___ Dataset records ___

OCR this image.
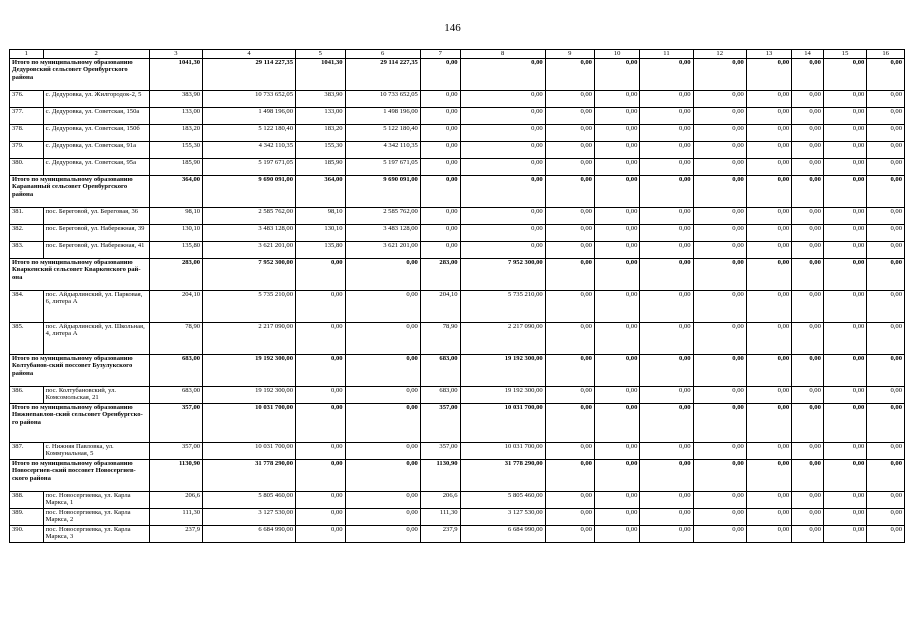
146
1	2	3	4	5	6	7	8	9	10	11	12	13	14	15	16
Итого по муниципальному образованию Дедуровский сельсовет Оренбургского района		1041,30	29 114 227,35	1041,30	29 114 227,35	0,00	0,00	0,00	0,00	0,00	0,00	0,00	0,00	0,00	0,00
376.	с. Дедуровка, ул. Жилгородок-2, 5	383,90	10 733 652,05	383,90	10 733 652,05	0,00	0,00	0,00	0,00	0,00	0,00	0,00	0,00	0,00	0,00
377.	с. Дедуровка, ул. Советская, 150а	133,00	1 498 196,00	133,00	1 498 196,00	0,00	0,00	0,00	0,00	0,00	0,00	0,00	0,00	0,00	0,00
378.	с. Дедуровка, ул. Советская, 150б	183,20	5 122 180,40	183,20	5 122 180,40	0,00	0,00	0,00	0,00	0,00	0,00	0,00	0,00	0,00	0,00
379.	с. Дедуровка, ул. Советская, 91а	155,30	4 342 110,35	155,30	4 342 110,35	0,00	0,00	0,00	0,00	0,00	0,00	0,00	0,00	0,00	0,00
380.	с. Дедуровка, ул. Советская, 95а	185,90	5 197 671,05	185,90	5 197 671,05	0,00	0,00	0,00	0,00	0,00	0,00	0,00	0,00	0,00	0,00
Итого по муниципальному образованию Караванный сельсовет Оренбургского района		364,00	9 690 091,00	364,00	9 690 091,00	0,00	0,00	0,00	0,00	0,00	0,00	0,00	0,00	0,00	0,00
381.	пос. Береговой, ул. Береговая, 36	98,10	2 585 762,00	98,10	2 585 762,00	0,00	0,00	0,00	0,00	0,00	0,00	0,00	0,00	0,00	0,00
382.	пос. Береговой, ул. Набережная, 39	130,10	3 483 128,00	130,10	3 483 128,00	0,00	0,00	0,00	0,00	0,00	0,00	0,00	0,00	0,00	0,00
383.	пос. Береговой, ул. Набережная, 41	135,80	3 621 201,00	135,80	3 621 201,00	0,00	0,00	0,00	0,00	0,00	0,00	0,00	0,00	0,00	0,00
Итого по муниципальному образованию Кваркенский сельсовет Кваркенского рай-она		283,00	7 952 300,00	0,00	0,00	283,00	7 952 300,00	0,00	0,00	0,00	0,00	0,00	0,00	0,00	0,00
384.	пос. Айдырлинский, ул. Парковая, 6, литера А	204,10	5 735 210,00	0,00	0,00	204,10	5 735 210,00	0,00	0,00	0,00	0,00	0,00	0,00	0,00	0,00
385.	пос. Айдырлинский, ул. Школьная, 4, литера А	78,90	2 217 090,00	0,00	0,00	78,90	2 217 090,00	0,00	0,00	0,00	0,00	0,00	0,00	0,00	0,00
Итого по муниципальному образованию Колтубанов-ский поссовет Бузулукского района		683,00	19 192 300,00	0,00	0,00	683,00	19 192 300,00	0,00	0,00	0,00	0,00	0,00	0,00	0,00	0,00
386.	пос. Колтубановский, ул. Комсомольская, 21	683,00	19 192 300,00	0,00	0,00	683,00	19 192 300,00	0,00	0,00	0,00	0,00	0,00	0,00	0,00	0,00
Итого по муниципальному образованию Нижнепавлов-ский сельсовет Оренбургско-го района		357,00	10 031 700,00	0,00	0,00	357,00	10 031 700,00	0,00	0,00	0,00	0,00	0,00	0,00	0,00	0,00
387.	с. Нижняя Павловка, ул. Коммунальная, 5	357,00	10 031 700,00	0,00	0,00	357,00	10 031 700,00	0,00	0,00	0,00	0,00	0,00	0,00	0,00	0,00
Итого по муниципальному образованию Новосергиев-ский поссовет Новосергиев-ского района		1130,90	31 778 290,00	0,00	0,00	1130,90	31 778 290,00	0,00	0,00	0,00	0,00	0,00	0,00	0,00	0,00
388.	пос. Новосергиевка, ул. Карла Маркса, 1	206,6	5 805 460,00	0,00	0,00	206,6	5 805 460,00	0,00	0,00	0,00	0,00	0,00	0,00	0,00	0,00
389.	пос. Новосергиевка, ул. Карла Маркса, 2	111,30	3 127 530,00	0,00	0,00	111,30	3 127 530,00	0,00	0,00	0,00	0,00	0,00	0,00	0,00	0,00
390.	пос. Новосергиевка, ул. Карла Маркса, 3	237,9	6 684 990,00	0,00	0,00	237,9	6 684 990,00	0,00	0,00	0,00	0,00	0,00	0,00	0,00	0,00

___

* Your goal:
From the entries above, copy each line holding "сельсовет".

* The output:
Итого по муниципальному образованию Дедуровский сельсовет Оренбургского района		1041,30	29 114 227,35	1041,30	29 114 227,35	0,00	0,00	0,00	0,00	0,00	0,00	0,00	0,00	0,00	0,00
Итого по муниципальному образованию Караванный сельсовет Оренбургского района		364,00	9 690 091,00	364,00	9 690 091,00	0,00	0,00	0,00	0,00	0,00	0,00	0,00	0,00	0,00	0,00
Итого по муниципальному образованию Кваркенский сельсовет Кваркенского рай-она		283,00	7 952 300,00	0,00	0,00	283,00	7 952 300,00	0,00	0,00	0,00	0,00	0,00	0,00	0,00	0,00
Итого по муниципальному образованию Нижнепавлов-ский сельсовет Оренбургско-го района		357,00	10 031 700,00	0,00	0,00	357,00	10 031 700,00	0,00	0,00	0,00	0,00	0,00	0,00	0,00	0,00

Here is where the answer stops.